Saved entries
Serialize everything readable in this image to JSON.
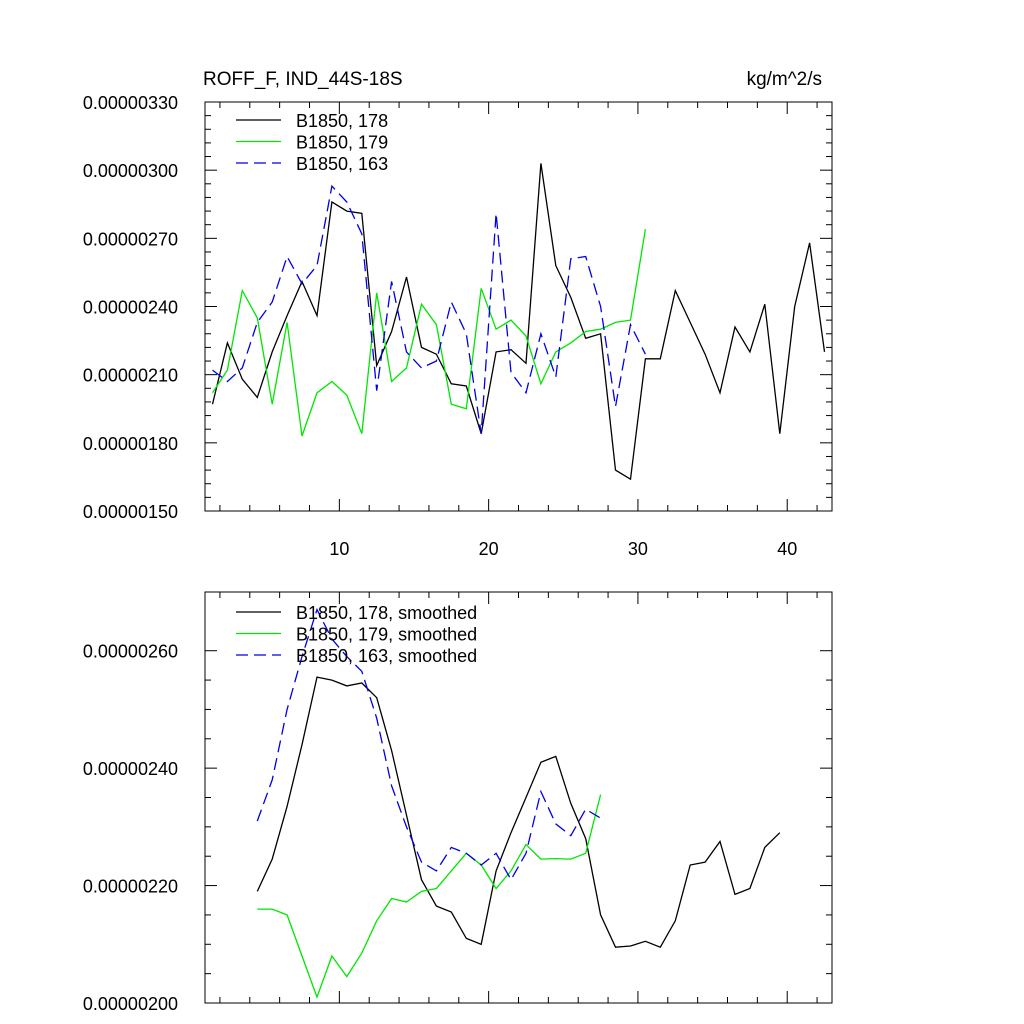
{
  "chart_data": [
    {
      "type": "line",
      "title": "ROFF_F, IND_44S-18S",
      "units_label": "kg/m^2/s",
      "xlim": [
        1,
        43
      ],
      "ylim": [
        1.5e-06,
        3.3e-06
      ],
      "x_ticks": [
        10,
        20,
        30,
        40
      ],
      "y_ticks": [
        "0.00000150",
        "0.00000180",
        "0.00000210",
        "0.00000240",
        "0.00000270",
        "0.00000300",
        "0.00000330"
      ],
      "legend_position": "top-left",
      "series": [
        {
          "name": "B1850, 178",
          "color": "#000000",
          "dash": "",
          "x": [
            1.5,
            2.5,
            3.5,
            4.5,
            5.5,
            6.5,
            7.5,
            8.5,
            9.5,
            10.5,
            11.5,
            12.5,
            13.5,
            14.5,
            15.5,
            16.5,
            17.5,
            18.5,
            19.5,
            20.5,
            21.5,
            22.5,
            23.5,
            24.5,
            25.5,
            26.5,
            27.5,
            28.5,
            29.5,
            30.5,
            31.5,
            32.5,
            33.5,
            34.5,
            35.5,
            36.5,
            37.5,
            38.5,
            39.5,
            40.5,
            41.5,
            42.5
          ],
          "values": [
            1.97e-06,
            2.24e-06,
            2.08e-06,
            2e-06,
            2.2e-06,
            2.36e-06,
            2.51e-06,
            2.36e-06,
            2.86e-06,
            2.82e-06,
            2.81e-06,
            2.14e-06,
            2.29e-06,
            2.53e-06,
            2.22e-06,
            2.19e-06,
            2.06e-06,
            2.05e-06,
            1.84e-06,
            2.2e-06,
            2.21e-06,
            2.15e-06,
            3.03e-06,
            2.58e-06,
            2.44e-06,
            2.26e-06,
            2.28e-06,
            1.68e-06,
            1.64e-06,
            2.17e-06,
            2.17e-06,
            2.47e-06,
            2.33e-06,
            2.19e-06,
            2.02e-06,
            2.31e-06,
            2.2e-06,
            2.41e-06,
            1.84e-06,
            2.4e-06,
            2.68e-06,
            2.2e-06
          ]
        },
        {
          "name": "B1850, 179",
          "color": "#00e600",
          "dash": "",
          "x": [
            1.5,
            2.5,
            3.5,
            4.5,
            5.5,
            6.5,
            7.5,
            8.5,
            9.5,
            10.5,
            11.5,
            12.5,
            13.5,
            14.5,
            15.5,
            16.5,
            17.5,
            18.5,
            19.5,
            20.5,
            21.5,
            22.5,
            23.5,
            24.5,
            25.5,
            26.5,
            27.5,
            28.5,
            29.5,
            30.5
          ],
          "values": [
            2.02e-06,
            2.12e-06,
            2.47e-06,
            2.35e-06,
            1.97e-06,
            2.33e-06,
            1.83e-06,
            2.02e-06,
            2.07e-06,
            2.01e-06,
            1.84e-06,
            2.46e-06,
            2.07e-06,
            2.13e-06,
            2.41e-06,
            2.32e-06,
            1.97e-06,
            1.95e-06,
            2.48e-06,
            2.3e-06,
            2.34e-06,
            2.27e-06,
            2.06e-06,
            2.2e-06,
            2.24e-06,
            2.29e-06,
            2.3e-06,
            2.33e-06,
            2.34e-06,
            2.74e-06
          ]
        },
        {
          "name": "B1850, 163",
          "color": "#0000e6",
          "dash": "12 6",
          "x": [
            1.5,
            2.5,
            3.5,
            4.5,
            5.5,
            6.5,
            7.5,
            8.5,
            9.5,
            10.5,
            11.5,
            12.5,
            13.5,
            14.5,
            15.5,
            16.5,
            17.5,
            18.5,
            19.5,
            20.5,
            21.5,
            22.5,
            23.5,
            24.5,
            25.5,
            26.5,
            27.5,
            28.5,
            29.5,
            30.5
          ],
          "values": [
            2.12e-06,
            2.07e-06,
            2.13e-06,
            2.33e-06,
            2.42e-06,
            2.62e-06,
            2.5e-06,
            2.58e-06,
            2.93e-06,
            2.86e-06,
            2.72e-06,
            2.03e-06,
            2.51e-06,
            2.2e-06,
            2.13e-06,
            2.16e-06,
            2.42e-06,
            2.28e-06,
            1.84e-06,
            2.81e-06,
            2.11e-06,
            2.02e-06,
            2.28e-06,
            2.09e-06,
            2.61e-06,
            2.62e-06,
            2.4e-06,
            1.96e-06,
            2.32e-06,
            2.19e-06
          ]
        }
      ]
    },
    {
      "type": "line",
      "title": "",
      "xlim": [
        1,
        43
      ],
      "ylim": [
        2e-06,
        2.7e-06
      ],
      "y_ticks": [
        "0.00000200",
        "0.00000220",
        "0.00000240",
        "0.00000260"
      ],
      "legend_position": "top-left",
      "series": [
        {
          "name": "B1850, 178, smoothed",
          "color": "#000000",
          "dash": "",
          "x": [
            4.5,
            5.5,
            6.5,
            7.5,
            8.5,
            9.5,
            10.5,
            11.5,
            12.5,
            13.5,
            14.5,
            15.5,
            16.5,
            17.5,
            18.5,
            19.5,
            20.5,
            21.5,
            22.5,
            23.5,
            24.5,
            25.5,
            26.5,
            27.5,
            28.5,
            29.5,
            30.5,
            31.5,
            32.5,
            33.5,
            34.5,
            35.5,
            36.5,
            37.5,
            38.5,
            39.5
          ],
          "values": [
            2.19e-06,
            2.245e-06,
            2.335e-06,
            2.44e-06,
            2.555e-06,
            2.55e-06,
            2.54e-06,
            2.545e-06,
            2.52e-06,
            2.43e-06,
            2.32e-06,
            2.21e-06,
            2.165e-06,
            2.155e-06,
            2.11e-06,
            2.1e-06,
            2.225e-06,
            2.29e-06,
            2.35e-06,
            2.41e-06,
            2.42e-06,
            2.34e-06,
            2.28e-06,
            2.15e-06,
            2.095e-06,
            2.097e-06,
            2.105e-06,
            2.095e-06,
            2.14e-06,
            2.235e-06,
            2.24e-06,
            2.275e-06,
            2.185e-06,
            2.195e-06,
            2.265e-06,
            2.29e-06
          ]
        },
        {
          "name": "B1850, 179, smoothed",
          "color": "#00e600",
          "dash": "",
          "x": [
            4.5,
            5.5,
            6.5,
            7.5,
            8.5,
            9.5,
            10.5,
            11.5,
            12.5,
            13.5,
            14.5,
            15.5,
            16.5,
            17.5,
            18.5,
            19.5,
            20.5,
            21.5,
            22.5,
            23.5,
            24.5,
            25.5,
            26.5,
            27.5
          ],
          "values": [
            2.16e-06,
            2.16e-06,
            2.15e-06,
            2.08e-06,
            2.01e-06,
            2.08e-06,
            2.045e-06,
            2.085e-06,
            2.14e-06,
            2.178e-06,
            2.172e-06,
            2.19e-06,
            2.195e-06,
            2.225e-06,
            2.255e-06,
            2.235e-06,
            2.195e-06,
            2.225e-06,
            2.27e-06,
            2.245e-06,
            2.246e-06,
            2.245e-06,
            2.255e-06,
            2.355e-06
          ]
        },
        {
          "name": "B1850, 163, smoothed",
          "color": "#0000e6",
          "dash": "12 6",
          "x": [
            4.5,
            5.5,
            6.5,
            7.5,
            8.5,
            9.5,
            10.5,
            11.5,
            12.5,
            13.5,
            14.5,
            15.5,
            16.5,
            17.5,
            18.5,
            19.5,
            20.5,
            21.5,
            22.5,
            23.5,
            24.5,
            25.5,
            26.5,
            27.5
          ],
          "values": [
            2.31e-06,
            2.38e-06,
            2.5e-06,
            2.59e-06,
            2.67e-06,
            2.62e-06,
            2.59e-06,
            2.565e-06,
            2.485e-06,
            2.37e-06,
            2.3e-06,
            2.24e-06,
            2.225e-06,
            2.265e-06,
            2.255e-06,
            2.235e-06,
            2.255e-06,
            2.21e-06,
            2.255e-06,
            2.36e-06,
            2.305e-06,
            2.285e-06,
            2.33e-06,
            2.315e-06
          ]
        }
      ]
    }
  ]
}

* * *

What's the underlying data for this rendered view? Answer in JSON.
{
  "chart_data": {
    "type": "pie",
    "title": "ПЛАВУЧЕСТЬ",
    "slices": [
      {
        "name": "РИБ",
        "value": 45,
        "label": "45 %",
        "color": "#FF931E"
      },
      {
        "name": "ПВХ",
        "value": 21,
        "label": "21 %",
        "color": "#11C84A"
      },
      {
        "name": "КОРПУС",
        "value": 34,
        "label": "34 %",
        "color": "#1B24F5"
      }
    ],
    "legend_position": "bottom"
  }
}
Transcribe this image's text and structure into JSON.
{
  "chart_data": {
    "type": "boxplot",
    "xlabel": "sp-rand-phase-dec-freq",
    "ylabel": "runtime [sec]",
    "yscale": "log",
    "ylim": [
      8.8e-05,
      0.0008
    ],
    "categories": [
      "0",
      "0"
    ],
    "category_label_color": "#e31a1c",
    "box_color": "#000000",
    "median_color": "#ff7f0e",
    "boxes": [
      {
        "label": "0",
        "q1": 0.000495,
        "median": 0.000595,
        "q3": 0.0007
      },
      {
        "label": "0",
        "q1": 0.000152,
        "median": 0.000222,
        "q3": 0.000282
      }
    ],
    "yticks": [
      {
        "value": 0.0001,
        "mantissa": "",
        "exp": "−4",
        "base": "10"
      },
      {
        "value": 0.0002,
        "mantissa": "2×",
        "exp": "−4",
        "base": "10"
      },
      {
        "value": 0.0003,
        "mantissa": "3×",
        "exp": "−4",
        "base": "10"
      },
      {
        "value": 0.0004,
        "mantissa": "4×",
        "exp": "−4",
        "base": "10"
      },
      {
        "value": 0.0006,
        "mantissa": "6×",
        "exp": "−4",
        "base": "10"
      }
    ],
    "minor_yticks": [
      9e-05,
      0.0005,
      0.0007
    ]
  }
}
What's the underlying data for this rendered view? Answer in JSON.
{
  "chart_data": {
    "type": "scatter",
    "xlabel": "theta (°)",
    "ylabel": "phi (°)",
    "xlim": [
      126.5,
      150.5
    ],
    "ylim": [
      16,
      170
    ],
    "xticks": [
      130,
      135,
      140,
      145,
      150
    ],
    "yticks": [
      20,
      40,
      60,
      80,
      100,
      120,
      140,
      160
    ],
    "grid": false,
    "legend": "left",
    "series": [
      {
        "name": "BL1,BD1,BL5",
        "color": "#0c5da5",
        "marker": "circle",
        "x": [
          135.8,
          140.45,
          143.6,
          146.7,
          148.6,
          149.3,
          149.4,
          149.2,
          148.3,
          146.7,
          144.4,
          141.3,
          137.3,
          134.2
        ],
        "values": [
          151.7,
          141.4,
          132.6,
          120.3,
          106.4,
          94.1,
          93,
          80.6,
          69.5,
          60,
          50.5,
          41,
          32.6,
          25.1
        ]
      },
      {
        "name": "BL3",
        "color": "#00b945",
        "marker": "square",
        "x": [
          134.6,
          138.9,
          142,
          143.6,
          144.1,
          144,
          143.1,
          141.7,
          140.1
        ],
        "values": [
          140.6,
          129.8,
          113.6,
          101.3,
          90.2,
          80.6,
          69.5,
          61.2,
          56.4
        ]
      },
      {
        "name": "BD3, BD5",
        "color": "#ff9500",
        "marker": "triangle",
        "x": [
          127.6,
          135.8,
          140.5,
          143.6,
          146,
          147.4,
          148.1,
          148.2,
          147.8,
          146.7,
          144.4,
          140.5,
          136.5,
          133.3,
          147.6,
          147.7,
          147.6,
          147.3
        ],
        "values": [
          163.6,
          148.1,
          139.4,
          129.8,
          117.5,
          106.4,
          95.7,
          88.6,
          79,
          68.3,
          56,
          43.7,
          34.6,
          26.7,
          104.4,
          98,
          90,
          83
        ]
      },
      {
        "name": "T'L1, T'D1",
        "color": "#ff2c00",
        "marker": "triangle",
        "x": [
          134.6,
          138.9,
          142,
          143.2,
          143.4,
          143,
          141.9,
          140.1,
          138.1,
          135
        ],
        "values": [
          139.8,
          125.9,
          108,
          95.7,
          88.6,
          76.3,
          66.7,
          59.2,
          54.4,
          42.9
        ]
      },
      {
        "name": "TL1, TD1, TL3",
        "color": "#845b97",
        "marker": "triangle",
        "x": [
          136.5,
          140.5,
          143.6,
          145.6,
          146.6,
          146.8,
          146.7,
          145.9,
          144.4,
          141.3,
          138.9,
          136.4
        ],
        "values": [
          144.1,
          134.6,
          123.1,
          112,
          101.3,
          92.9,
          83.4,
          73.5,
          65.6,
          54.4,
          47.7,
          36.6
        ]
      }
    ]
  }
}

--

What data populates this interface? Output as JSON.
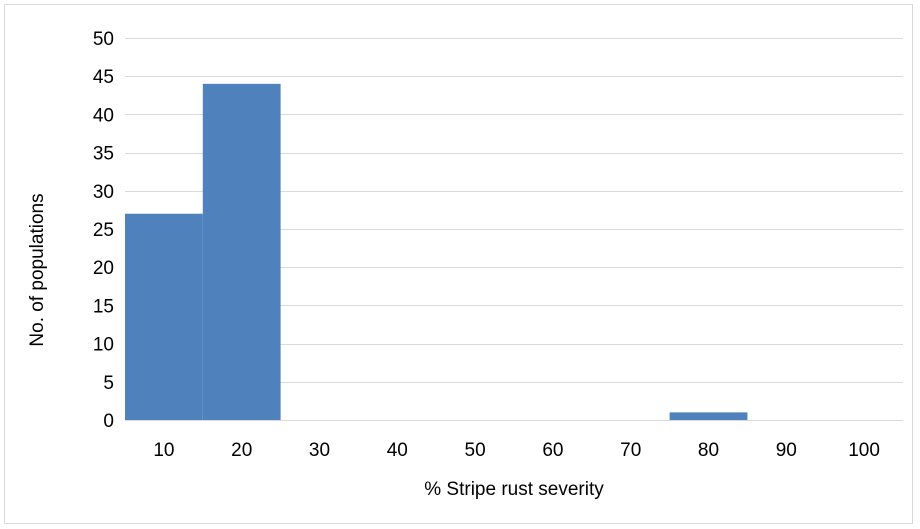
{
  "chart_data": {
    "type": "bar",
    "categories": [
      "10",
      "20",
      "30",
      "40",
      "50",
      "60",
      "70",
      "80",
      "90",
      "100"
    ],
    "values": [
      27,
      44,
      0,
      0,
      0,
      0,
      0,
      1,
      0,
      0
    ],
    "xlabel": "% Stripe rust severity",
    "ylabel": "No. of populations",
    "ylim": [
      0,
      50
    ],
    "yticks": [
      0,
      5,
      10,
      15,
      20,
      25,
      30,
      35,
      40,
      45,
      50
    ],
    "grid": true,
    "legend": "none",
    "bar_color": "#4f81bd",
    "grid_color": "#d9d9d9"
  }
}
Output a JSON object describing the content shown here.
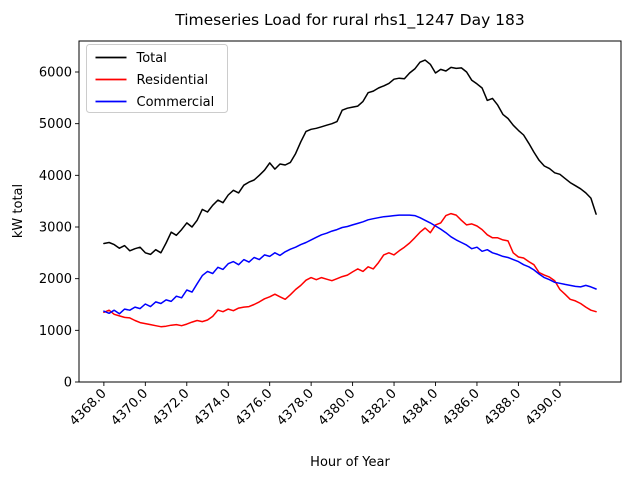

[DIRECTION] In the listing above, find the line containing "What data populates" and the line containing "Output a JSON", then write out both of them and every line between, exactly, with no pictures.

[SOLVED EXERCISE]
What data populates this interface? Output as JSON.
{
  "chart_data": {
    "type": "bar",
    "categories": [
      "10",
      "20",
      "30",
      "40",
      "50",
      "60",
      "70",
      "80",
      "90",
      "100"
    ],
    "values": [
      27,
      44,
      0,
      0,
      0,
      0,
      0,
      1,
      0,
      0
    ],
    "xlabel": "% Stripe rust severity",
    "ylabel": "No. of populations",
    "ylim": [
      0,
      50
    ],
    "yticks": [
      0,
      5,
      10,
      15,
      20,
      25,
      30,
      35,
      40,
      45,
      50
    ],
    "grid": true,
    "legend": "none",
    "bar_color": "#4f81bd",
    "grid_color": "#d9d9d9"
  }
}
Output a JSON object describing the content shown here.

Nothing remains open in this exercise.